▸ YOUR OBJECTIVE
Write out all of the data without omission, exactly as shown.

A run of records
..........
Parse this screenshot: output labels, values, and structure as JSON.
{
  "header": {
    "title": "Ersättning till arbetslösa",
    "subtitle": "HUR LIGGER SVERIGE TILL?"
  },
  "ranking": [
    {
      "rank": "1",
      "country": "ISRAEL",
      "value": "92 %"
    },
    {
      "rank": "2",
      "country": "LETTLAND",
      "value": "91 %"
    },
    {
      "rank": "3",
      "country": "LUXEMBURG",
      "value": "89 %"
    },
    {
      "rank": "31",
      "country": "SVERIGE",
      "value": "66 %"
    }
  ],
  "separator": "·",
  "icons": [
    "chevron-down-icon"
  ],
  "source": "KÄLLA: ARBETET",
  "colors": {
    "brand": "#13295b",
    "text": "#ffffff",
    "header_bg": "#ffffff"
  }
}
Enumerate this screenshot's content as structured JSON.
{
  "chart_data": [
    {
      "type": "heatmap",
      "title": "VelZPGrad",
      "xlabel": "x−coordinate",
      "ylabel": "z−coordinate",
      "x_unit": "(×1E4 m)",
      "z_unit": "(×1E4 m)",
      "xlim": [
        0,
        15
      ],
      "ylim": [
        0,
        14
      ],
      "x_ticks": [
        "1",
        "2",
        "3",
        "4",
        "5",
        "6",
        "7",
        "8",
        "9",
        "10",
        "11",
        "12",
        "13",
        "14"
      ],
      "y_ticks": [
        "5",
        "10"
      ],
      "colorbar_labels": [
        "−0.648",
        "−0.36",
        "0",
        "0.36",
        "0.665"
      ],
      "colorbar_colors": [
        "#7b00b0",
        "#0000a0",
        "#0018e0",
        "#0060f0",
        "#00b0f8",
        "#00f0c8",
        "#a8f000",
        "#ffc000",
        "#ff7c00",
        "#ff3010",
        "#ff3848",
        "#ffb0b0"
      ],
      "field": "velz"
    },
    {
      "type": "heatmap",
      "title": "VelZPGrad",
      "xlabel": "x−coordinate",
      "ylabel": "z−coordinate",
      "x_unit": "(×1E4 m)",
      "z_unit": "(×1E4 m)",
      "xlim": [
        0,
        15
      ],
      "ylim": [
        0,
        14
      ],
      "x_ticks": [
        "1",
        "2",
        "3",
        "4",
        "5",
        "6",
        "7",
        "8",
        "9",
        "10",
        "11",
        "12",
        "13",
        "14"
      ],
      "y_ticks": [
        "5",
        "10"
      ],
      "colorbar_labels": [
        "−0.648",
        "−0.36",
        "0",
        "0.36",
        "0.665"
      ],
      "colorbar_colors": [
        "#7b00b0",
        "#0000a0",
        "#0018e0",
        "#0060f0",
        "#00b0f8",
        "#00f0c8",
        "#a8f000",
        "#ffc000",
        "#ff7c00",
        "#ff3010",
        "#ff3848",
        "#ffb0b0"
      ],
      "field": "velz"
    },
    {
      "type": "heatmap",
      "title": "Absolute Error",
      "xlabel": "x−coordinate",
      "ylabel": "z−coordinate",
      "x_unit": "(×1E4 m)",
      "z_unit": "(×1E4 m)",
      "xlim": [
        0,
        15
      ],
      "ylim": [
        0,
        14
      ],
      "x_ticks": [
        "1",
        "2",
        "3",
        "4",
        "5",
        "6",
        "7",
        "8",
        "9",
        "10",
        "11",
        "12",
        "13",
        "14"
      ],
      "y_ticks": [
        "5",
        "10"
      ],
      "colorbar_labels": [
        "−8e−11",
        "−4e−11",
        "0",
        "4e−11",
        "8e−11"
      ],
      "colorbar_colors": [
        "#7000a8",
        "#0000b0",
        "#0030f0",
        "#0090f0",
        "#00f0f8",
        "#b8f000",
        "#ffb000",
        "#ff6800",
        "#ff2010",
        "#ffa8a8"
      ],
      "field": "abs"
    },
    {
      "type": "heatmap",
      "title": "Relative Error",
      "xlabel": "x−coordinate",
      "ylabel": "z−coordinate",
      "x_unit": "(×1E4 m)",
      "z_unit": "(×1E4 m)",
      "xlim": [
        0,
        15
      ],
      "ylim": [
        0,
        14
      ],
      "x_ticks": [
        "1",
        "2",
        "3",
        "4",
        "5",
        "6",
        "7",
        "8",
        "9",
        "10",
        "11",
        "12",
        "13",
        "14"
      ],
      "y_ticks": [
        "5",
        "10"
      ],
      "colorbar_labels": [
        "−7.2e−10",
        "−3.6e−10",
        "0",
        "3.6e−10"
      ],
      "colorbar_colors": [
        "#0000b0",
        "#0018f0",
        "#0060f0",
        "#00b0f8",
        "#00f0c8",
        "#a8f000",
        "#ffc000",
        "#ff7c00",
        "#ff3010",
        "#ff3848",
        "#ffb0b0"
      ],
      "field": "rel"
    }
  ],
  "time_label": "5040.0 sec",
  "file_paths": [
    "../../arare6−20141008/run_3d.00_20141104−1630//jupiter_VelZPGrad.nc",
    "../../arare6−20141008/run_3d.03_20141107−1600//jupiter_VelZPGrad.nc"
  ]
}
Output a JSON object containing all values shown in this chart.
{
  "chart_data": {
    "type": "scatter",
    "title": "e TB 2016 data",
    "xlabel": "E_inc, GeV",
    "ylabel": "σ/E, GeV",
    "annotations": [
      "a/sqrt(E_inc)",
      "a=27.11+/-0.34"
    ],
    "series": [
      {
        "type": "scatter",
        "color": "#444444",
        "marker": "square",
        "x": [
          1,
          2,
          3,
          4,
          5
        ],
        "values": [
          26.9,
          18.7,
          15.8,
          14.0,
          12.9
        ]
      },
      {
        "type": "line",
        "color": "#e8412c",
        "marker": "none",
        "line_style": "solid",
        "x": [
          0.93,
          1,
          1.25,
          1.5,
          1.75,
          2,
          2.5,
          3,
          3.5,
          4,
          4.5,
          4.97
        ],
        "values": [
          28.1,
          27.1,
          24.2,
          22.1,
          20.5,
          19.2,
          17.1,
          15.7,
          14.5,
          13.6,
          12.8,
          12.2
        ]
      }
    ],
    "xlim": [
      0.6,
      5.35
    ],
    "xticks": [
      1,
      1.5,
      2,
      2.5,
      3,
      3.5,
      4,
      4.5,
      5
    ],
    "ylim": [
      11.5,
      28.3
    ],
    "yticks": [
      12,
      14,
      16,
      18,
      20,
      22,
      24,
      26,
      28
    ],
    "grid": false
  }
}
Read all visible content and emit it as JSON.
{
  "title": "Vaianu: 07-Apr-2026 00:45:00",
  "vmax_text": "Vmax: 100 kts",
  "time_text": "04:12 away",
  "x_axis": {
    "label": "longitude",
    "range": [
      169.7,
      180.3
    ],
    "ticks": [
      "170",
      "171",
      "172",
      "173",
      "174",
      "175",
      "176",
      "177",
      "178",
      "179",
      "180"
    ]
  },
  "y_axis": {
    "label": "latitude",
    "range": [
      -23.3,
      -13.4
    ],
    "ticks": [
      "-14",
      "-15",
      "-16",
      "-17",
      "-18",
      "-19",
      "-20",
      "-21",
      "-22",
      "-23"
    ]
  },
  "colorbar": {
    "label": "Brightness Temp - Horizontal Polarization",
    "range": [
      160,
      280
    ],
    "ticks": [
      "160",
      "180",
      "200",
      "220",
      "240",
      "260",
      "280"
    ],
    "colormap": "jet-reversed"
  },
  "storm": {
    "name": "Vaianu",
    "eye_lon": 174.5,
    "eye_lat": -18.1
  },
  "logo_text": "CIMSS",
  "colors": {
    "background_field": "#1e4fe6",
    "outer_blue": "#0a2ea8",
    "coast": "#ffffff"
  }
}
..........
▸ EXERCISE ANSWER
Parse this screenshot: output labels, values, and structure as JSON.
{
  "header": {
    "title": "Ersättning till arbetslösa",
    "subtitle": "HUR LIGGER SVERIGE TILL?"
  },
  "ranking": [
    {
      "rank": "1",
      "country": "ISRAEL",
      "value": "92 %"
    },
    {
      "rank": "2",
      "country": "LETTLAND",
      "value": "91 %"
    },
    {
      "rank": "3",
      "country": "LUXEMBURG",
      "value": "89 %"
    },
    {
      "rank": "31",
      "country": "SVERIGE",
      "value": "66 %"
    }
  ],
  "separator": "·",
  "icons": [
    "chevron-down-icon"
  ],
  "source": "KÄLLA: ARBETET",
  "colors": {
    "brand": "#13295b",
    "text": "#ffffff",
    "header_bg": "#ffffff"
  }
}
Enumerate this screenshot's content as structured JSON.
{
  "chart_data": [
    {
      "type": "heatmap",
      "title": "VelZPGrad",
      "xlabel": "x−coordinate",
      "ylabel": "z−coordinate",
      "x_unit": "(×1E4 m)",
      "z_unit": "(×1E4 m)",
      "xlim": [
        0,
        15
      ],
      "ylim": [
        0,
        14
      ],
      "x_ticks": [
        "1",
        "2",
        "3",
        "4",
        "5",
        "6",
        "7",
        "8",
        "9",
        "10",
        "11",
        "12",
        "13",
        "14"
      ],
      "y_ticks": [
        "5",
        "10"
      ],
      "colorbar_labels": [
        "−0.648",
        "−0.36",
        "0",
        "0.36",
        "0.665"
      ],
      "colorbar_colors": [
        "#7b00b0",
        "#0000a0",
        "#0018e0",
        "#0060f0",
        "#00b0f8",
        "#00f0c8",
        "#a8f000",
        "#ffc000",
        "#ff7c00",
        "#ff3010",
        "#ff3848",
        "#ffb0b0"
      ],
      "field": "velz"
    },
    {
      "type": "heatmap",
      "title": "VelZPGrad",
      "xlabel": "x−coordinate",
      "ylabel": "z−coordinate",
      "x_unit": "(×1E4 m)",
      "z_unit": "(×1E4 m)",
      "xlim": [
        0,
        15
      ],
      "ylim": [
        0,
        14
      ],
      "x_ticks": [
        "1",
        "2",
        "3",
        "4",
        "5",
        "6",
        "7",
        "8",
        "9",
        "10",
        "11",
        "12",
        "13",
        "14"
      ],
      "y_ticks": [
        "5",
        "10"
      ],
      "colorbar_labels": [
        "−0.648",
        "−0.36",
        "0",
        "0.36",
        "0.665"
      ],
      "colorbar_colors": [
        "#7b00b0",
        "#0000a0",
        "#0018e0",
        "#0060f0",
        "#00b0f8",
        "#00f0c8",
        "#a8f000",
        "#ffc000",
        "#ff7c00",
        "#ff3010",
        "#ff3848",
        "#ffb0b0"
      ],
      "field": "velz"
    },
    {
      "type": "heatmap",
      "title": "Absolute Error",
      "xlabel": "x−coordinate",
      "ylabel": "z−coordinate",
      "x_unit": "(×1E4 m)",
      "z_unit": "(×1E4 m)",
      "xlim": [
        0,
        15
      ],
      "ylim": [
        0,
        14
      ],
      "x_ticks": [
        "1",
        "2",
        "3",
        "4",
        "5",
        "6",
        "7",
        "8",
        "9",
        "10",
        "11",
        "12",
        "13",
        "14"
      ],
      "y_ticks": [
        "5",
        "10"
      ],
      "colorbar_labels": [
        "−8e−11",
        "−4e−11",
        "0",
        "4e−11",
        "8e−11"
      ],
      "colorbar_colors": [
        "#7000a8",
        "#0000b0",
        "#0030f0",
        "#0090f0",
        "#00f0f8",
        "#b8f000",
        "#ffb000",
        "#ff6800",
        "#ff2010",
        "#ffa8a8"
      ],
      "field": "abs"
    },
    {
      "type": "heatmap",
      "title": "Relative Error",
      "xlabel": "x−coordinate",
      "ylabel": "z−coordinate",
      "x_unit": "(×1E4 m)",
      "z_unit": "(×1E4 m)",
      "xlim": [
        0,
        15
      ],
      "ylim": [
        0,
        14
      ],
      "x_ticks": [
        "1",
        "2",
        "3",
        "4",
        "5",
        "6",
        "7",
        "8",
        "9",
        "10",
        "11",
        "12",
        "13",
        "14"
      ],
      "y_ticks": [
        "5",
        "10"
      ],
      "colorbar_labels": [
        "−7.2e−10",
        "−3.6e−10",
        "0",
        "3.6e−10"
      ],
      "colorbar_colors": [
        "#0000b0",
        "#0018f0",
        "#0060f0",
        "#00b0f8",
        "#00f0c8",
        "#a8f000",
        "#ffc000",
        "#ff7c00",
        "#ff3010",
        "#ff3848",
        "#ffb0b0"
      ],
      "field": "rel"
    }
  ],
  "time_label": "5040.0 sec",
  "file_paths": [
    "../../arare6−20141008/run_3d.00_20141104−1630//jupiter_VelZPGrad.nc",
    "../../arare6−20141008/run_3d.03_20141107−1600//jupiter_VelZPGrad.nc"
  ]
}
Output a JSON object containing all values shown in this chart.
{
  "chart_data": {
    "type": "scatter",
    "title": "e TB 2016 data",
    "xlabel": "E_inc, GeV",
    "ylabel": "σ/E, GeV",
    "annotations": [
      "a/sqrt(E_inc)",
      "a=27.11+/-0.34"
    ],
    "series": [
      {
        "type": "scatter",
        "color": "#444444",
        "marker": "square",
        "x": [
          1,
          2,
          3,
          4,
          5
        ],
        "values": [
          26.9,
          18.7,
          15.8,
          14.0,
          12.9
        ]
      },
      {
        "type": "line",
        "color": "#e8412c",
        "marker": "none",
        "line_style": "solid",
        "x": [
          0.93,
          1,
          1.25,
          1.5,
          1.75,
          2,
          2.5,
          3,
          3.5,
          4,
          4.5,
          4.97
        ],
        "values": [
          28.1,
          27.1,
          24.2,
          22.1,
          20.5,
          19.2,
          17.1,
          15.7,
          14.5,
          13.6,
          12.8,
          12.2
        ]
      }
    ],
    "xlim": [
      0.6,
      5.35
    ],
    "xticks": [
      1,
      1.5,
      2,
      2.5,
      3,
      3.5,
      4,
      4.5,
      5
    ],
    "ylim": [
      11.5,
      28.3
    ],
    "yticks": [
      12,
      14,
      16,
      18,
      20,
      22,
      24,
      26,
      28
    ],
    "grid": false
  }
}
Read all visible content and emit it as JSON.
{
  "title": "Vaianu: 07-Apr-2026 00:45:00",
  "vmax_text": "Vmax: 100 kts",
  "time_text": "04:12 away",
  "x_axis": {
    "label": "longitude",
    "range": [
      169.7,
      180.3
    ],
    "ticks": [
      "170",
      "171",
      "172",
      "173",
      "174",
      "175",
      "176",
      "177",
      "178",
      "179",
      "180"
    ]
  },
  "y_axis": {
    "label": "latitude",
    "range": [
      -23.3,
      -13.4
    ],
    "ticks": [
      "-14",
      "-15",
      "-16",
      "-17",
      "-18",
      "-19",
      "-20",
      "-21",
      "-22",
      "-23"
    ]
  },
  "colorbar": {
    "label": "Brightness Temp - Horizontal Polarization",
    "range": [
      160,
      280
    ],
    "ticks": [
      "160",
      "180",
      "200",
      "220",
      "240",
      "260",
      "280"
    ],
    "colormap": "jet-reversed"
  },
  "storm": {
    "name": "Vaianu",
    "eye_lon": 174.5,
    "eye_lat": -18.1
  },
  "logo_text": "CIMSS",
  "colors": {
    "background_field": "#1e4fe6",
    "outer_blue": "#0a2ea8",
    "coast": "#ffffff"
  }
}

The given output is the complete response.